» Given problem: Give the data below again exactly as written, without its pictures.

» Data for the task:
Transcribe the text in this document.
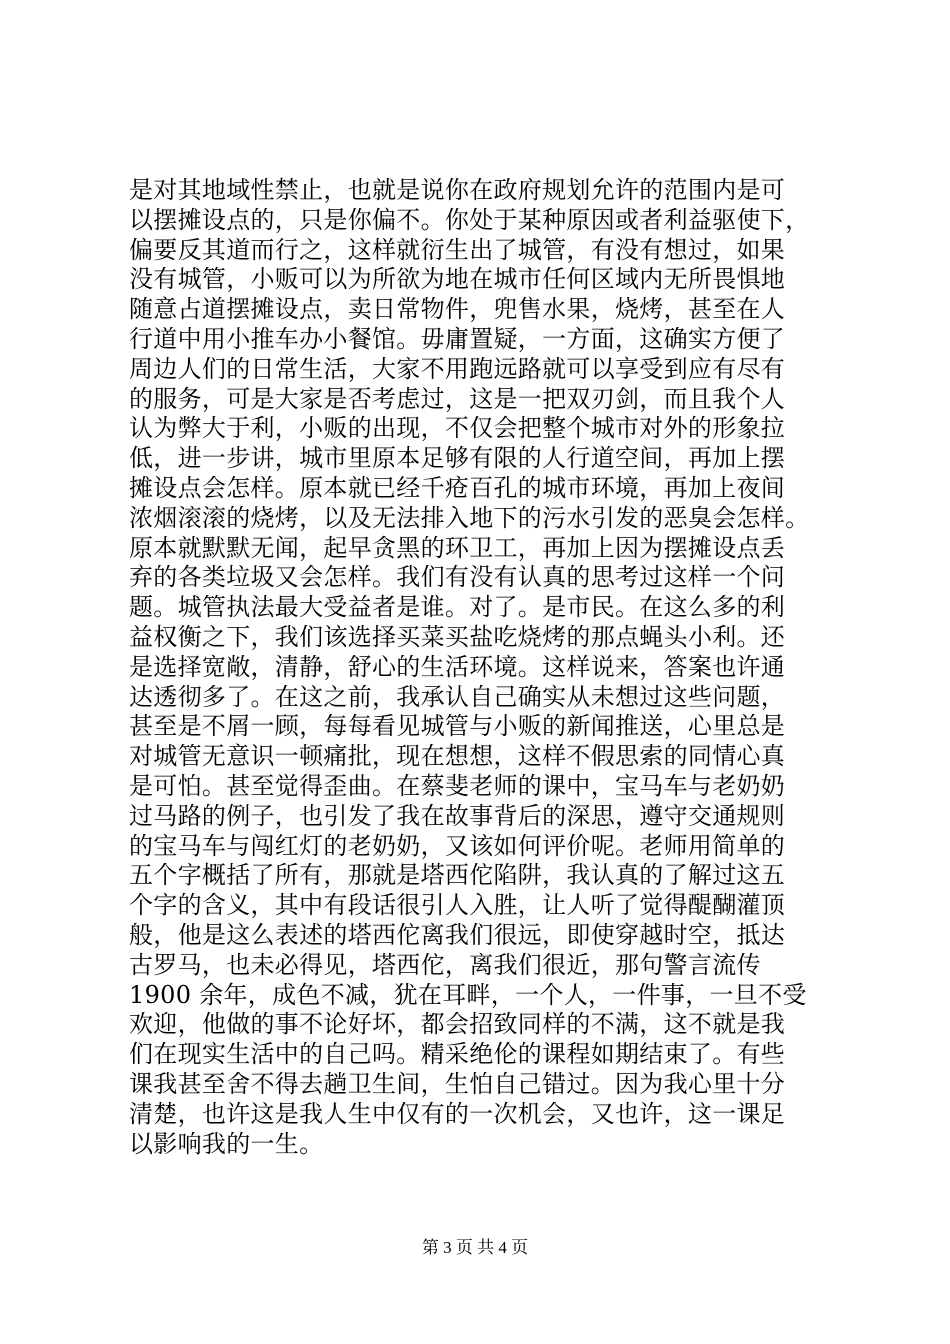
是对其地域性禁止，也就是说你在政府规划允许的范围内是可
以摆摊设点的，只是你偏不。你处于某种原因或者利益驱使下，
偏要反其道而行之，这样就衍生出了城管，有没有想过，如果
没有城管，小贩可以为所欲为地在城市任何区域内无所畏惧地
随意占道摆摊设点，卖日常物件，兜售水果，烧烤，甚至在人
行道中用小推车办小餐馆。毋庸置疑，一方面，这确实方便了
周边人们的日常生活，大家不用跑远路就可以享受到应有尽有
的服务，可是大家是否考虑过，这是一把双刃剑，而且我个人
认为弊大于利，小贩的出现，不仅会把整个城市对外的形象拉
低，进一步讲，城市里原本足够有限的人行道空间，再加上摆
摊设点会怎样。原本就已经千疮百孔的城市环境，再加上夜间
浓烟滚滚的烧烤，以及无法排入地下的污水引发的恶臭会怎样。
原本就默默无闻，起早贪黑的环卫工，再加上因为摆摊设点丢
弃的各类垃圾又会怎样。我们有没有认真的思考过这样一个问
题。城管执法最大受益者是谁。对了。是市民。在这么多的利
益权衡之下，我们该选择买菜买盐吃烧烤的那点蝇头小利。还
是选择宽敞，清静，舒心的生活环境。这样说来，答案也许通
达透彻多了。在这之前，我承认自己确实从未想过这些问题，
甚至是不屑一顾，每每看见城管与小贩的新闻推送，心里总是
对城管无意识一顿痛批，现在想想，这样不假思索的同情心真
是可怕。甚至觉得歪曲。在蔡斐老师的课中，宝马车与老奶奶
过马路的例子，也引发了我在故事背后的深思，遵守交通规则
的宝马车与闯红灯的老奶奶，又该如何评价呢。老师用简单的
五个字概括了所有，那就是塔西佗陷阱，我认真的了解过这五
个字的含义，其中有段话很引人入胜，让人听了觉得醍醐灌顶
般，他是这么表述的塔西佗离我们很远，即使穿越时空，抵达
古罗马，也未必得见，塔西佗，离我们很近，那句警言流传
1900 余年，成色不减，犹在耳畔，一个人，一件事，一旦不受
欢迎，他做的事不论好坏，都会招致同样的不满，这不就是我
们在现实生活中的自己吗。精采绝伦的课程如期结束了。有些
课我甚至舍不得去趟卫生间，生怕自己错过。因为我心里十分
清楚，也许这是我人生中仅有的一次机会，又也许，这一课足
以影响我的一生。
第 3 页 共 4 页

» Exercise solution:
Transcribe the text in this document.
是对其地域性禁止，也就是说你在政府规划允许的范围内是可
以摆摊设点的，只是你偏不。你处于某种原因或者利益驱使下，
偏要反其道而行之，这样就衍生出了城管，有没有想过，如果
没有城管，小贩可以为所欲为地在城市任何区域内无所畏惧地
随意占道摆摊设点，卖日常物件，兜售水果，烧烤，甚至在人
行道中用小推车办小餐馆。毋庸置疑，一方面，这确实方便了
周边人们的日常生活，大家不用跑远路就可以享受到应有尽有
的服务，可是大家是否考虑过，这是一把双刃剑，而且我个人
认为弊大于利，小贩的出现，不仅会把整个城市对外的形象拉
低，进一步讲，城市里原本足够有限的人行道空间，再加上摆
摊设点会怎样。原本就已经千疮百孔的城市环境，再加上夜间
浓烟滚滚的烧烤，以及无法排入地下的污水引发的恶臭会怎样。
原本就默默无闻，起早贪黑的环卫工，再加上因为摆摊设点丢
弃的各类垃圾又会怎样。我们有没有认真的思考过这样一个问
题。城管执法最大受益者是谁。对了。是市民。在这么多的利
益权衡之下，我们该选择买菜买盐吃烧烤的那点蝇头小利。还
是选择宽敞，清静，舒心的生活环境。这样说来，答案也许通
达透彻多了。在这之前，我承认自己确实从未想过这些问题，
甚至是不屑一顾，每每看见城管与小贩的新闻推送，心里总是
对城管无意识一顿痛批，现在想想，这样不假思索的同情心真
是可怕。甚至觉得歪曲。在蔡斐老师的课中，宝马车与老奶奶
过马路的例子，也引发了我在故事背后的深思，遵守交通规则
的宝马车与闯红灯的老奶奶，又该如何评价呢。老师用简单的
五个字概括了所有，那就是塔西佗陷阱，我认真的了解过这五
个字的含义，其中有段话很引人入胜，让人听了觉得醍醐灌顶
般，他是这么表述的塔西佗离我们很远，即使穿越时空，抵达
古罗马，也未必得见，塔西佗，离我们很近，那句警言流传
1900 余年，成色不减，犹在耳畔，一个人，一件事，一旦不受
欢迎，他做的事不论好坏，都会招致同样的不满，这不就是我
们在现实生活中的自己吗。精采绝伦的课程如期结束了。有些
课我甚至舍不得去趟卫生间，生怕自己错过。因为我心里十分
清楚，也许这是我人生中仅有的一次机会，又也许，这一课足
以影响我的一生。
第 3 页 共 4 页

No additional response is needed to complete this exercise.